[Records from a collection of figures]
======
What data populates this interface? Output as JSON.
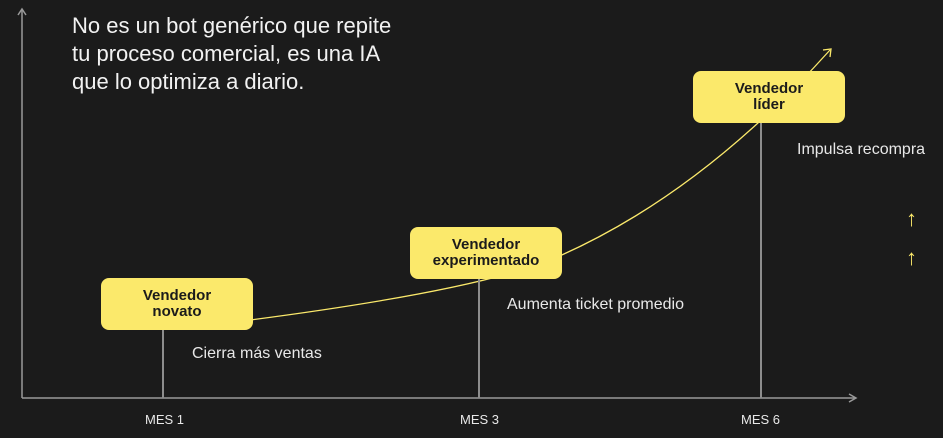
{
  "headline": {
    "line1": "No es un bot genérico que repite",
    "line2": "tu proceso comercial, es una IA",
    "line3": "que lo optimiza a diario."
  },
  "stages": [
    {
      "line1": "Vendedor",
      "line2": "novato",
      "note": "Cierra más ventas",
      "tick": "MES 1"
    },
    {
      "line1": "Vendedor",
      "line2": "experimentado",
      "note": "Aumenta ticket promedio",
      "tick": "MES 3"
    },
    {
      "line1": "Vendedor",
      "line2": "líder",
      "note": "Impulsa recompra",
      "tick": "MES 6"
    }
  ],
  "colors": {
    "background": "#1b1b1b",
    "accent": "#fbe96b",
    "axis": "#9a9a9a"
  },
  "icons": [
    "arrow-up-icon",
    "arrow-up-icon"
  ]
}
======
▸ **TASK**
Make an exact copy of every entry above, minus the images.

▸ **RESPONSE TO THE TASK**
What data populates this interface? Output as JSON.
{
  "headline": {
    "line1": "No es un bot genérico que repite",
    "line2": "tu proceso comercial, es una IA",
    "line3": "que lo optimiza a diario."
  },
  "stages": [
    {
      "line1": "Vendedor",
      "line2": "novato",
      "note": "Cierra más ventas",
      "tick": "MES 1"
    },
    {
      "line1": "Vendedor",
      "line2": "experimentado",
      "note": "Aumenta ticket promedio",
      "tick": "MES 3"
    },
    {
      "line1": "Vendedor",
      "line2": "líder",
      "note": "Impulsa recompra",
      "tick": "MES 6"
    }
  ],
  "colors": {
    "background": "#1b1b1b",
    "accent": "#fbe96b",
    "axis": "#9a9a9a"
  },
  "icons": [
    "arrow-up-icon",
    "arrow-up-icon"
  ]
}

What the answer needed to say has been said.